La prima de guerra impulsa el precio del petróleo y gas
Más de una semana después del inicio de la ofensiva conjunta de Estados Unidos e Israel contra Irán, la tensión en Oriente Próximo sigue en aumento, extendiéndose incluso a países vecinos como Líbano. Esta situación ha provocado un fuerte impacto en los mercados energéticos: el barril de petróleo Brent llegó a rozar los 110 dólares, mientras que el precio del gas natural europeo se disparó un 68% en el contrato TTF.
Expertos como David Ardura, codirector de inversiones en Finaccess Value, señalan que la prima de guerra está incorporada en los precios, pero su duración dependerá de la evolución del conflicto y la posible estabilización del mercado energético.
La amenaza en el estrecho de Ormuz preocupa a inversores globales
El Estrecho de Ormuz, por donde transita cerca del 20% del petróleo mundial, es un punto crítico. Robin J. Brooks, economista de Brookings Institution, advierte que cualquier ataque a embarcaciones en esta zona tendría consecuencias catastróficas para los mercados energéticos y financieros, elevando aún más los precios y fortaleciendo al dólar.

----------

**Qué se pide**
A: Convierte en una lista breve el párrafo del extracto que empieza con «Más de una semana después» y conserva sus datos principales.
B: Traduce al inglés esta oración del extracto: «El Estrecho de Ormuz, por donde transita cerca del 20% del petróleo mundial, es un punto crítico».
Las filas provienen de una fuente distinta a la del extracto.

----------

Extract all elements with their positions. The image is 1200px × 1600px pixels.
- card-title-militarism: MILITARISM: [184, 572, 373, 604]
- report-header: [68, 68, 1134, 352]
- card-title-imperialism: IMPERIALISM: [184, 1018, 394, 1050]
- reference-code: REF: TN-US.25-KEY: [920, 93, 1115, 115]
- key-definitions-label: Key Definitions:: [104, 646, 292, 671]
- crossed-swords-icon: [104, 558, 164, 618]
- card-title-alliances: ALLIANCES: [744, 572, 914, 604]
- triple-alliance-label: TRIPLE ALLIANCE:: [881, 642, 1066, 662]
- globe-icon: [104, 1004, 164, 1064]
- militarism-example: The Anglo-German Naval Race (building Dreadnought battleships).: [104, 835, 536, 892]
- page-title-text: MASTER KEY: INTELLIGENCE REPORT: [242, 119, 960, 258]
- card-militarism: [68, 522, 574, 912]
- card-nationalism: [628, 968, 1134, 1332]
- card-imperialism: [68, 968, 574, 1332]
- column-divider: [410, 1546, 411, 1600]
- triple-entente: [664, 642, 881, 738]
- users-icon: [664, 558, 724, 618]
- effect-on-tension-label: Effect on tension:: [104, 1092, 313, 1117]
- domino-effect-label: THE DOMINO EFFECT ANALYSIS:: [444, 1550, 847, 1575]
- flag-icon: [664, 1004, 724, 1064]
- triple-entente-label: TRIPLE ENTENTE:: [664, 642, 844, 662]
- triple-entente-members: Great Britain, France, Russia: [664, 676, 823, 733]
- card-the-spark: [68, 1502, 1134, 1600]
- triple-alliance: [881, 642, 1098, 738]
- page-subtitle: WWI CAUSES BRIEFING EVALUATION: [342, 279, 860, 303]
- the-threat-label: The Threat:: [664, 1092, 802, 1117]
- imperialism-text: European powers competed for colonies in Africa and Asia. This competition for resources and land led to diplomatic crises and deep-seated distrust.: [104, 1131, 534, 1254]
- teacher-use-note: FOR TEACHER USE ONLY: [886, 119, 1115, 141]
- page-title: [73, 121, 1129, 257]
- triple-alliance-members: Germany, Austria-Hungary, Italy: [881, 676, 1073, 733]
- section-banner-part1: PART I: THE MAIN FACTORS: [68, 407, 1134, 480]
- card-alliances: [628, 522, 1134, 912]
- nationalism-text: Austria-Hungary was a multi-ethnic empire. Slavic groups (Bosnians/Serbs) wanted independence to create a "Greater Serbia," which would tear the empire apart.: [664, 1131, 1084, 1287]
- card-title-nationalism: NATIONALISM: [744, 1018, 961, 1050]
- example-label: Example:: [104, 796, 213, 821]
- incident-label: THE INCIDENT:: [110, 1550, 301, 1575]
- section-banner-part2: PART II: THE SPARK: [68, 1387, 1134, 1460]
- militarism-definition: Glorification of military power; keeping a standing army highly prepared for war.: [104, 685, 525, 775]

----------

**Soluciones del ejercicio**
A:
- Ha pasado más de una semana desde el inicio de la ofensiva conjunta de Estados Unidos e Israel contra Irán.
- La tensión en Oriente Próximo sigue creciendo y alcanza a países vecinos como Líbano.
- Los mercados energéticos han sufrido un fuerte impacto.
- El barril de Brent llegó a rozar los 110 dólares.
- El gas natural europeo subió un 68% en el contrato TTF.

B: The Strait of Hormuz, through which nearly 20% of the world's oil passes, is a critical point.